* DIRECTIONS *
Produce an exact copy of all the records.

* DATA ROWS *
● ● ● ● ● ● ●

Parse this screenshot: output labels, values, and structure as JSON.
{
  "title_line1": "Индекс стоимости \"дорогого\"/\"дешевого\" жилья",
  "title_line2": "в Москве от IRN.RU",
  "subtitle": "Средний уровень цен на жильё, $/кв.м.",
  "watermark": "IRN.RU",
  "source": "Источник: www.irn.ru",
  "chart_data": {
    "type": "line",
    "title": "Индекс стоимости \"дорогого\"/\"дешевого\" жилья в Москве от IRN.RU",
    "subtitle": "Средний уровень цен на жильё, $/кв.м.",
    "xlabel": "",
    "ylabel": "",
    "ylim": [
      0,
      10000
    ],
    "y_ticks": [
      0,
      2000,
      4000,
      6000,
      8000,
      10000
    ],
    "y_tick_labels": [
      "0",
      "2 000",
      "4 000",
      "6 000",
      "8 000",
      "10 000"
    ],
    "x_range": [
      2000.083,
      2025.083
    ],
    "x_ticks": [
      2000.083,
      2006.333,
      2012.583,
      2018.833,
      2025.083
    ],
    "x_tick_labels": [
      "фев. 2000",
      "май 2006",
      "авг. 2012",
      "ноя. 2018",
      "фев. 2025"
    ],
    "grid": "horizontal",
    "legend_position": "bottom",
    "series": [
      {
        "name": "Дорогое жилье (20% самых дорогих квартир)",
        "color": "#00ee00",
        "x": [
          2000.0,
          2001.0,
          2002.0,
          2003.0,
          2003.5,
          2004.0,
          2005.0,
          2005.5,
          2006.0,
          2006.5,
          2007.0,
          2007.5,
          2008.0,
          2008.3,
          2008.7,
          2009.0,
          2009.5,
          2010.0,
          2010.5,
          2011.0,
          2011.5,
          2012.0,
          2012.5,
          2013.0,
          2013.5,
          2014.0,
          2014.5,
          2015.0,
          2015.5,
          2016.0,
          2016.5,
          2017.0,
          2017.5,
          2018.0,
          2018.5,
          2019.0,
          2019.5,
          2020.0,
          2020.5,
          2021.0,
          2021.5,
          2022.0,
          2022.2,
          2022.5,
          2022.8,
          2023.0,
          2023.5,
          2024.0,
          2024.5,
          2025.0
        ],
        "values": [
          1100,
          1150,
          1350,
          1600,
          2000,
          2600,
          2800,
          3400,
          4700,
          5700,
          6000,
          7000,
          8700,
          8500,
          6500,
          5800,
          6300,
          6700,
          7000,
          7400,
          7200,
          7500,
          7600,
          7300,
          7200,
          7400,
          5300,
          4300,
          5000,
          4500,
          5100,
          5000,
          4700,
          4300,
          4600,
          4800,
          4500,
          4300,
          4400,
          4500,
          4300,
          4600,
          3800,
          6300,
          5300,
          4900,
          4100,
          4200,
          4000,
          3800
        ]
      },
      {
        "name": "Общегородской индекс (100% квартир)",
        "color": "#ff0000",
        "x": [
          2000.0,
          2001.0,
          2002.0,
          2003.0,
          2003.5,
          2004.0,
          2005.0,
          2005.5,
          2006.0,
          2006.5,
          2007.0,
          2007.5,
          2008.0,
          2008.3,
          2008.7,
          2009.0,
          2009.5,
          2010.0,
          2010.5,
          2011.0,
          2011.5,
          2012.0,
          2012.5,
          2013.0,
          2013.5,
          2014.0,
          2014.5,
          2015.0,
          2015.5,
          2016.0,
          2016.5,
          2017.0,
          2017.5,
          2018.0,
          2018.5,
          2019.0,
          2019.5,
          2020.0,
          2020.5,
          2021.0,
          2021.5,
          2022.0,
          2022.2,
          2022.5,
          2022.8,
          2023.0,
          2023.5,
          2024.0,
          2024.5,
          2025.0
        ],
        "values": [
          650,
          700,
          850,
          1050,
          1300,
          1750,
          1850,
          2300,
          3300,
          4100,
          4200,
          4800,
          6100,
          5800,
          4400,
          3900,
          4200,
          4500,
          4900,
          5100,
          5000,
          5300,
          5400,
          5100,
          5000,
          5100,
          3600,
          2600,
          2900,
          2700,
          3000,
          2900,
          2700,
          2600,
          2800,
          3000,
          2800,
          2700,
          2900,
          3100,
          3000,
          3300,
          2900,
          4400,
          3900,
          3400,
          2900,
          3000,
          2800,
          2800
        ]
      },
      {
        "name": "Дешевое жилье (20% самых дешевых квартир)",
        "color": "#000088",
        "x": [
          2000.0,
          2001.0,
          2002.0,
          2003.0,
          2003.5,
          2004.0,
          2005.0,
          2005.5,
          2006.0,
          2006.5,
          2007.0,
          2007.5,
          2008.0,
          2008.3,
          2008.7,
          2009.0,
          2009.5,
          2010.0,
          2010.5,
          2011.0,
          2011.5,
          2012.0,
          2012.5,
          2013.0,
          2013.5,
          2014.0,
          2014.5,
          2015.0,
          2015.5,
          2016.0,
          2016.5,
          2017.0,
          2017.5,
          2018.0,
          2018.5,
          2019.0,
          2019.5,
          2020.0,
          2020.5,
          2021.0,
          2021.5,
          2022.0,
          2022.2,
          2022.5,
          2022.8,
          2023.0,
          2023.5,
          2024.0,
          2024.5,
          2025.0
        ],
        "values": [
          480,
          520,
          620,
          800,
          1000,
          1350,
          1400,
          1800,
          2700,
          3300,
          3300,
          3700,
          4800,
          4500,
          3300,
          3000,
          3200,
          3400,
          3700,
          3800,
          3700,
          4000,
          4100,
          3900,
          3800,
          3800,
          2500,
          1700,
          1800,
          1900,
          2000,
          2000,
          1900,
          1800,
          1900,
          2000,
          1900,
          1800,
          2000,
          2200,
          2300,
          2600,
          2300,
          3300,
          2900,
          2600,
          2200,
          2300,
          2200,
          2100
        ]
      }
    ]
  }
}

● ● ● ● ● ● ●

* RESPONSE *
Parse this screenshot: output labels, values, and structure as JSON.
{
  "title_line1": "Индекс стоимости \"дорогого\"/\"дешевого\" жилья",
  "title_line2": "в Москве от IRN.RU",
  "subtitle": "Средний уровень цен на жильё, $/кв.м.",
  "watermark": "IRN.RU",
  "source": "Источник: www.irn.ru",
  "chart_data": {
    "type": "line",
    "title": "Индекс стоимости \"дорогого\"/\"дешевого\" жилья в Москве от IRN.RU",
    "subtitle": "Средний уровень цен на жильё, $/кв.м.",
    "xlabel": "",
    "ylabel": "",
    "ylim": [
      0,
      10000
    ],
    "y_ticks": [
      0,
      2000,
      4000,
      6000,
      8000,
      10000
    ],
    "y_tick_labels": [
      "0",
      "2 000",
      "4 000",
      "6 000",
      "8 000",
      "10 000"
    ],
    "x_range": [
      2000.083,
      2025.083
    ],
    "x_ticks": [
      2000.083,
      2006.333,
      2012.583,
      2018.833,
      2025.083
    ],
    "x_tick_labels": [
      "фев. 2000",
      "май 2006",
      "авг. 2012",
      "ноя. 2018",
      "фев. 2025"
    ],
    "grid": "horizontal",
    "legend_position": "bottom",
    "series": [
      {
        "name": "Дорогое жилье (20% самых дорогих квартир)",
        "color": "#00ee00",
        "x": [
          2000.0,
          2001.0,
          2002.0,
          2003.0,
          2003.5,
          2004.0,
          2005.0,
          2005.5,
          2006.0,
          2006.5,
          2007.0,
          2007.5,
          2008.0,
          2008.3,
          2008.7,
          2009.0,
          2009.5,
          2010.0,
          2010.5,
          2011.0,
          2011.5,
          2012.0,
          2012.5,
          2013.0,
          2013.5,
          2014.0,
          2014.5,
          2015.0,
          2015.5,
          2016.0,
          2016.5,
          2017.0,
          2017.5,
          2018.0,
          2018.5,
          2019.0,
          2019.5,
          2020.0,
          2020.5,
          2021.0,
          2021.5,
          2022.0,
          2022.2,
          2022.5,
          2022.8,
          2023.0,
          2023.5,
          2024.0,
          2024.5,
          2025.0
        ],
        "values": [
          1100,
          1150,
          1350,
          1600,
          2000,
          2600,
          2800,
          3400,
          4700,
          5700,
          6000,
          7000,
          8700,
          8500,
          6500,
          5800,
          6300,
          6700,
          7000,
          7400,
          7200,
          7500,
          7600,
          7300,
          7200,
          7400,
          5300,
          4300,
          5000,
          4500,
          5100,
          5000,
          4700,
          4300,
          4600,
          4800,
          4500,
          4300,
          4400,
          4500,
          4300,
          4600,
          3800,
          6300,
          5300,
          4900,
          4100,
          4200,
          4000,
          3800
        ]
      },
      {
        "name": "Общегородской индекс (100% квартир)",
        "color": "#ff0000",
        "x": [
          2000.0,
          2001.0,
          2002.0,
          2003.0,
          2003.5,
          2004.0,
          2005.0,
          2005.5,
          2006.0,
          2006.5,
          2007.0,
          2007.5,
          2008.0,
          2008.3,
          2008.7,
          2009.0,
          2009.5,
          2010.0,
          2010.5,
          2011.0,
          2011.5,
          2012.0,
          2012.5,
          2013.0,
          2013.5,
          2014.0,
          2014.5,
          2015.0,
          2015.5,
          2016.0,
          2016.5,
          2017.0,
          2017.5,
          2018.0,
          2018.5,
          2019.0,
          2019.5,
          2020.0,
          2020.5,
          2021.0,
          2021.5,
          2022.0,
          2022.2,
          2022.5,
          2022.8,
          2023.0,
          2023.5,
          2024.0,
          2024.5,
          2025.0
        ],
        "values": [
          650,
          700,
          850,
          1050,
          1300,
          1750,
          1850,
          2300,
          3300,
          4100,
          4200,
          4800,
          6100,
          5800,
          4400,
          3900,
          4200,
          4500,
          4900,
          5100,
          5000,
          5300,
          5400,
          5100,
          5000,
          5100,
          3600,
          2600,
          2900,
          2700,
          3000,
          2900,
          2700,
          2600,
          2800,
          3000,
          2800,
          2700,
          2900,
          3100,
          3000,
          3300,
          2900,
          4400,
          3900,
          3400,
          2900,
          3000,
          2800,
          2800
        ]
      },
      {
        "name": "Дешевое жилье (20% самых дешевых квартир)",
        "color": "#000088",
        "x": [
          2000.0,
          2001.0,
          2002.0,
          2003.0,
          2003.5,
          2004.0,
          2005.0,
          2005.5,
          2006.0,
          2006.5,
          2007.0,
          2007.5,
          2008.0,
          2008.3,
          2008.7,
          2009.0,
          2009.5,
          2010.0,
          2010.5,
          2011.0,
          2011.5,
          2012.0,
          2012.5,
          2013.0,
          2013.5,
          2014.0,
          2014.5,
          2015.0,
          2015.5,
          2016.0,
          2016.5,
          2017.0,
          2017.5,
          2018.0,
          2018.5,
          2019.0,
          2019.5,
          2020.0,
          2020.5,
          2021.0,
          2021.5,
          2022.0,
          2022.2,
          2022.5,
          2022.8,
          2023.0,
          2023.5,
          2024.0,
          2024.5,
          2025.0
        ],
        "values": [
          480,
          520,
          620,
          800,
          1000,
          1350,
          1400,
          1800,
          2700,
          3300,
          3300,
          3700,
          4800,
          4500,
          3300,
          3000,
          3200,
          3400,
          3700,
          3800,
          3700,
          4000,
          4100,
          3900,
          3800,
          3800,
          2500,
          1700,
          1800,
          1900,
          2000,
          2000,
          1900,
          1800,
          1900,
          2000,
          1900,
          1800,
          2000,
          2200,
          2300,
          2600,
          2300,
          3300,
          2900,
          2600,
          2200,
          2300,
          2200,
          2100
        ]
      }
    ]
  }
}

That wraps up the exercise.